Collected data
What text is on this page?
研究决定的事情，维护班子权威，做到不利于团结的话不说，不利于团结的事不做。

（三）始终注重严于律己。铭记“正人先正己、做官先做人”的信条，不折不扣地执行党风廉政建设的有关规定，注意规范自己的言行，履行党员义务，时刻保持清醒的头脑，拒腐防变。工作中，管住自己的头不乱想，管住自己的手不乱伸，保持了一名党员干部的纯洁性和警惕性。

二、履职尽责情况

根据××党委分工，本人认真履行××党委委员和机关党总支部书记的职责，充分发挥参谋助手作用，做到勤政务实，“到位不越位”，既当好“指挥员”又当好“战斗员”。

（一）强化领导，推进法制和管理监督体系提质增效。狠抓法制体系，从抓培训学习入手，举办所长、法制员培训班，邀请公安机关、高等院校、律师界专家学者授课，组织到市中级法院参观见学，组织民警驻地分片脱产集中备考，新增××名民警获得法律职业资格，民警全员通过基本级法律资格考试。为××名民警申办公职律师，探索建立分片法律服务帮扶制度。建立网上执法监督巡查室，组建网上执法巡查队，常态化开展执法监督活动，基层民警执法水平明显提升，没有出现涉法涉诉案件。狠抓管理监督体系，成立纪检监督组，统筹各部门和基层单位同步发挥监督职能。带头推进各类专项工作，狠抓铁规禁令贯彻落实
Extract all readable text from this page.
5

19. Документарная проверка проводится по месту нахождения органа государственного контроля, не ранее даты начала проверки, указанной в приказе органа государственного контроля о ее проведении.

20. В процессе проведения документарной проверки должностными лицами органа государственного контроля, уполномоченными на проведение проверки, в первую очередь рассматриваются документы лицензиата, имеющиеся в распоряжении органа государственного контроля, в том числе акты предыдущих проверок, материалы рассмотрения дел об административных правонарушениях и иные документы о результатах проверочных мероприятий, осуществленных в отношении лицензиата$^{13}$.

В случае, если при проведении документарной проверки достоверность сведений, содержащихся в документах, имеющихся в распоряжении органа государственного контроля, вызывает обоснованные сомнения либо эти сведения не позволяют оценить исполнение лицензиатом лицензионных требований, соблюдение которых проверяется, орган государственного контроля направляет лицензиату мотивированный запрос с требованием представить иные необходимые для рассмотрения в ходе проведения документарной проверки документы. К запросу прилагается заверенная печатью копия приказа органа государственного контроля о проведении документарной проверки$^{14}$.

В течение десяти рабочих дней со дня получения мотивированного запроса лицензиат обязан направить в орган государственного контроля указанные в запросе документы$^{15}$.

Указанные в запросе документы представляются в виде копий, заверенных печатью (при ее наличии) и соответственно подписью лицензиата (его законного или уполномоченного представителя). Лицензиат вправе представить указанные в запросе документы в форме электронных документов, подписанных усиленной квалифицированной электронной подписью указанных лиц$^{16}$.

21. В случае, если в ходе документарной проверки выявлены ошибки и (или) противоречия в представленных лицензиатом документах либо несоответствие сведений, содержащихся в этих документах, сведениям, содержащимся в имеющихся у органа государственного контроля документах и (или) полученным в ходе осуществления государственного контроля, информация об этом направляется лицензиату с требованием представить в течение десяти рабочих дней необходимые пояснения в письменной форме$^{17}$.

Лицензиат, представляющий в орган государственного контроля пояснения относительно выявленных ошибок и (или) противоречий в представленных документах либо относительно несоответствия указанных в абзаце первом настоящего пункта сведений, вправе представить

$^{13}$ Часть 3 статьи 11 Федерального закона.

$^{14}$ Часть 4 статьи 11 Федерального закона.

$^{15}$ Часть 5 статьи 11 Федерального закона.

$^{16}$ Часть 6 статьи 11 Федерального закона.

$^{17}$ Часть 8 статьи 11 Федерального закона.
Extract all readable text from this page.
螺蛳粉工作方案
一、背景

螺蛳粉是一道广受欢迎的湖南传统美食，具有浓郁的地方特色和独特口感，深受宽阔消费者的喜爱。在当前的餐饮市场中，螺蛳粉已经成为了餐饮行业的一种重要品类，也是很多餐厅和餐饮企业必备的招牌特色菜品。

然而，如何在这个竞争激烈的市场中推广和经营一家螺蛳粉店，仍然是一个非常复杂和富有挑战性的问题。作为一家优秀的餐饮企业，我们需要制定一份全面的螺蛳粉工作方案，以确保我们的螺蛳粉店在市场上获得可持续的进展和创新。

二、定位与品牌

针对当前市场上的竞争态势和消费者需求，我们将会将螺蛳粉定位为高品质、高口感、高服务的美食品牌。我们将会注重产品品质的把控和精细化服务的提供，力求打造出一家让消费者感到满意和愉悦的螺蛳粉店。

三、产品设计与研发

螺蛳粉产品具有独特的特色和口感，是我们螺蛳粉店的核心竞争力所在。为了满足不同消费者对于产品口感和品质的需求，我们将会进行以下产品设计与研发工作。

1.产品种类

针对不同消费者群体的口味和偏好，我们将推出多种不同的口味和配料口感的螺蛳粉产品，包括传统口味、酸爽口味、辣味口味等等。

TO BE DONE:
Write an exact transcription of every entry above.

EXPECTED ANSWER:
What text is on this page?
研究决定的事情，维护班子权威，做到不利于团结的话不说，不利于团结的事不做。

（三）始终注重严于律己。铭记“正人先正己、做官先做人”的信条，不折不扣地执行党风廉政建设的有关规定，注意规范自己的言行，履行党员义务，时刻保持清醒的头脑，拒腐防变。工作中，管住自己的头不乱想，管住自己的手不乱伸，保持了一名党员干部的纯洁性和警惕性。

二、履职尽责情况

根据××党委分工，本人认真履行××党委委员和机关党总支部书记的职责，充分发挥参谋助手作用，做到勤政务实，“到位不越位”，既当好“指挥员”又当好“战斗员”。

（一）强化领导，推进法制和管理监督体系提质增效。狠抓法制体系，从抓培训学习入手，举办所长、法制员培训班，邀请公安机关、高等院校、律师界专家学者授课，组织到市中级法院参观见学，组织民警驻地分片脱产集中备考，新增××名民警获得法律职业资格，民警全员通过基本级法律资格考试。为××名民警申办公职律师，探索建立分片法律服务帮扶制度。建立网上执法监督巡查室，组建网上执法巡查队，常态化开展执法监督活动，基层民警执法水平明显提升，没有出现涉法涉诉案件。狠抓管理监督体系，成立纪检监督组，统筹各部门和基层单位同步发挥监督职能。带头推进各类专项工作，狠抓铁规禁令贯彻落实
Extract all readable text from this page.
5

19. Документарная проверка проводится по месту нахождения органа государственного контроля, не ранее даты начала проверки, указанной в приказе органа государственного контроля о ее проведении.

20. В процессе проведения документарной проверки должностными лицами органа государственного контроля, уполномоченными на проведение проверки, в первую очередь рассматриваются документы лицензиата, имеющиеся в распоряжении органа государственного контроля, в том числе акты предыдущих проверок, материалы рассмотрения дел об административных правонарушениях и иные документы о результатах проверочных мероприятий, осуществленных в отношении лицензиата$^{13}$.

В случае, если при проведении документарной проверки достоверность сведений, содержащихся в документах, имеющихся в распоряжении органа государственного контроля, вызывает обоснованные сомнения либо эти сведения не позволяют оценить исполнение лицензиатом лицензионных требований, соблюдение которых проверяется, орган государственного контроля направляет лицензиату мотивированный запрос с требованием представить иные необходимые для рассмотрения в ходе проведения документарной проверки документы. К запросу прилагается заверенная печатью копия приказа органа государственного контроля о проведении документарной проверки$^{14}$.

В течение десяти рабочих дней со дня получения мотивированного запроса лицензиат обязан направить в орган государственного контроля указанные в запросе документы$^{15}$.

Указанные в запросе документы представляются в виде копий, заверенных печатью (при ее наличии) и соответственно подписью лицензиата (его законного или уполномоченного представителя). Лицензиат вправе представить указанные в запросе документы в форме электронных документов, подписанных усиленной квалифицированной электронной подписью указанных лиц$^{16}$.

21. В случае, если в ходе документарной проверки выявлены ошибки и (или) противоречия в представленных лицензиатом документах либо несоответствие сведений, содержащихся в этих документах, сведениям, содержащимся в имеющихся у органа государственного контроля документах и (или) полученным в ходе осуществления государственного контроля, информация об этом направляется лицензиату с требованием представить в течение десяти рабочих дней необходимые пояснения в письменной форме$^{17}$.

Лицензиат, представляющий в орган государственного контроля пояснения относительно выявленных ошибок и (или) противоречий в представленных документах либо относительно несоответствия указанных в абзаце первом настоящего пункта сведений, вправе представить

$^{13}$ Часть 3 статьи 11 Федерального закона.

$^{14}$ Часть 4 статьи 11 Федерального закона.

$^{15}$ Часть 5 статьи 11 Федерального закона.

$^{16}$ Часть 6 статьи 11 Федерального закона.

$^{17}$ Часть 8 статьи 11 Федерального закона.
Extract all readable text from this page.
螺蛳粉工作方案
一、背景

螺蛳粉是一道广受欢迎的湖南传统美食，具有浓郁的地方特色和独特口感，深受宽阔消费者的喜爱。在当前的餐饮市场中，螺蛳粉已经成为了餐饮行业的一种重要品类，也是很多餐厅和餐饮企业必备的招牌特色菜品。

然而，如何在这个竞争激烈的市场中推广和经营一家螺蛳粉店，仍然是一个非常复杂和富有挑战性的问题。作为一家优秀的餐饮企业，我们需要制定一份全面的螺蛳粉工作方案，以确保我们的螺蛳粉店在市场上获得可持续的进展和创新。

二、定位与品牌

针对当前市场上的竞争态势和消费者需求，我们将会将螺蛳粉定位为高品质、高口感、高服务的美食品牌。我们将会注重产品品质的把控和精细化服务的提供，力求打造出一家让消费者感到满意和愉悦的螺蛳粉店。

三、产品设计与研发

螺蛳粉产品具有独特的特色和口感，是我们螺蛳粉店的核心竞争力所在。为了满足不同消费者对于产品口感和品质的需求，我们将会进行以下产品设计与研发工作。

1.产品种类

针对不同消费者群体的口味和偏好，我们将推出多种不同的口味和配料口感的螺蛳粉产品，包括传统口味、酸爽口味、辣味口味等等。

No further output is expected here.